Do this:
Retype each line of the material exactly, please, skipping any picture in it.

[Start of Material]

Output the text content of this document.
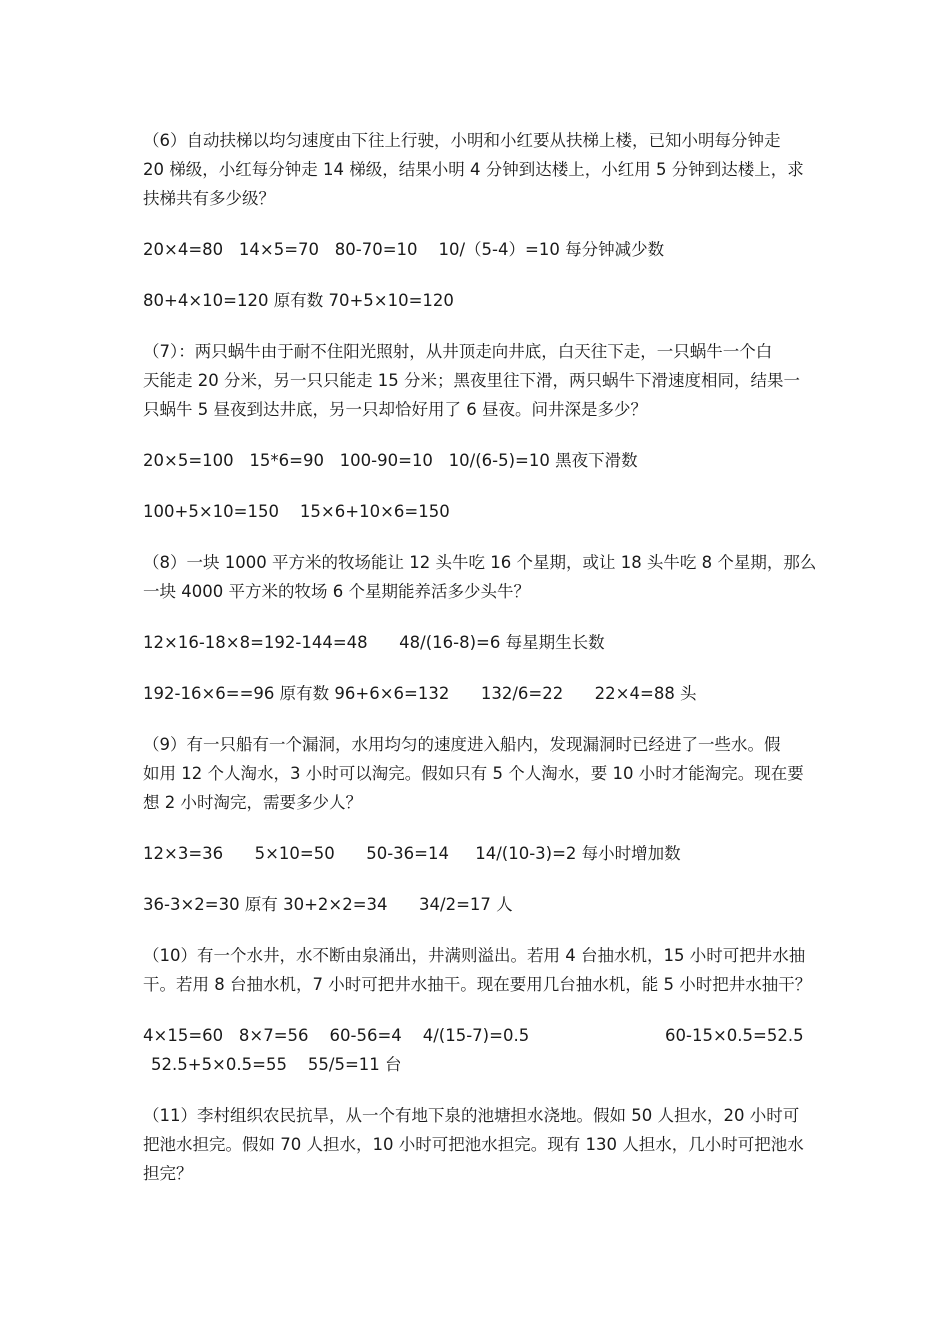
（6）自动扶梯以均匀速度由下往上行驶，小明和小红要从扶梯上楼，已知小明每分钟走
20 梯级，小红每分钟走 14 梯级，结果小明 4 分钟到达楼上，小红用 5 分钟到达楼上，求
扶梯共有多少级？
20×4=80   14×5=70   80-70=10    10/（5-4）=10 每分钟减少数
80+4×10=120 原有数 70+5×10=120
（7）：两只蜗牛由于耐不住阳光照射，从井顶走向井底，白天往下走，一只蜗牛一个白
天能走 20 分米，另一只只能走 15 分米；黑夜里往下滑，两只蜗牛下滑速度相同，结果一
只蜗牛 5 昼夜到达井底，另一只却恰好用了 6 昼夜。问井深是多少？
20×5=100   15*6=90   100-90=10   10/(6-5)=10 黑夜下滑数
100+5×10=150    15×6+10×6=150
（8）一块 1000 平方米的牧场能让 12 头牛吃 16 个星期，或让 18 头牛吃 8 个星期，那么
一块 4000 平方米的牧场 6 个星期能养活多少头牛？
12×16-18×8=192-144=48      48/(16-8)=6 每星期生长数
192-16×6==96 原有数 96+6×6=132      132/6=22      22×4=88 头
（9）有一只船有一个漏洞，水用均匀的速度进入船内，发现漏洞时已经进了一些水。假
如用 12 个人淘水，3 小时可以淘完。假如只有 5 个人淘水，要 10 小时才能淘完。现在要
想 2 小时淘完，需要多少人？
12×3=36      5×10=50      50-36=14     14/(10-3)=2 每小时增加数
36-3×2=30 原有 30+2×2=34      34/2=17 人
（10）有一个水井，水不断由泉涌出，井满则溢出。若用 4 台抽水机，15 小时可把井水抽
干。若用 8 台抽水机，7 小时可把井水抽干。现在要用几台抽水机，能 5 小时把井水抽干？
4×15=60   8×7=56    60-56=4    4/(15-7)=0.5	60-15×0.5=52.5
52.5+5×0.5=55    55/5=11 台
（11）李村组织农民抗旱，从一个有地下泉的池塘担水浇地。假如 50 人担水，20 小时可
把池水担完。假如 70 人担水，10 小时可把池水担完。现有 130 人担水，几小时可把池水
担完？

[End of Material]

Exercise response:
Output the text content of this document.
（6）自动扶梯以均匀速度由下往上行驶，小明和小红要从扶梯上楼，已知小明每分钟走
20 梯级，小红每分钟走 14 梯级，结果小明 4 分钟到达楼上，小红用 5 分钟到达楼上，求
扶梯共有多少级？
20×4=80   14×5=70   80-70=10    10/（5-4）=10 每分钟减少数
80+4×10=120 原有数 70+5×10=120
（7）：两只蜗牛由于耐不住阳光照射，从井顶走向井底，白天往下走，一只蜗牛一个白
天能走 20 分米，另一只只能走 15 分米；黑夜里往下滑，两只蜗牛下滑速度相同，结果一
只蜗牛 5 昼夜到达井底，另一只却恰好用了 6 昼夜。问井深是多少？
20×5=100   15*6=90   100-90=10   10/(6-5)=10 黑夜下滑数
100+5×10=150    15×6+10×6=150
（8）一块 1000 平方米的牧场能让 12 头牛吃 16 个星期，或让 18 头牛吃 8 个星期，那么
一块 4000 平方米的牧场 6 个星期能养活多少头牛？
12×16-18×8=192-144=48      48/(16-8)=6 每星期生长数
192-16×6==96 原有数 96+6×6=132      132/6=22      22×4=88 头
（9）有一只船有一个漏洞，水用均匀的速度进入船内，发现漏洞时已经进了一些水。假
如用 12 个人淘水，3 小时可以淘完。假如只有 5 个人淘水，要 10 小时才能淘完。现在要
想 2 小时淘完，需要多少人？
12×3=36      5×10=50      50-36=14     14/(10-3)=2 每小时增加数
36-3×2=30 原有 30+2×2=34      34/2=17 人
（10）有一个水井，水不断由泉涌出，井满则溢出。若用 4 台抽水机，15 小时可把井水抽
干。若用 8 台抽水机，7 小时可把井水抽干。现在要用几台抽水机，能 5 小时把井水抽干？
4×15=60   8×7=56    60-56=4    4/(15-7)=0.5	60-15×0.5=52.5
52.5+5×0.5=55    55/5=11 台
（11）李村组织农民抗旱，从一个有地下泉的池塘担水浇地。假如 50 人担水，20 小时可
把池水担完。假如 70 人担水，10 小时可把池水担完。现有 130 人担水，几小时可把池水
担完？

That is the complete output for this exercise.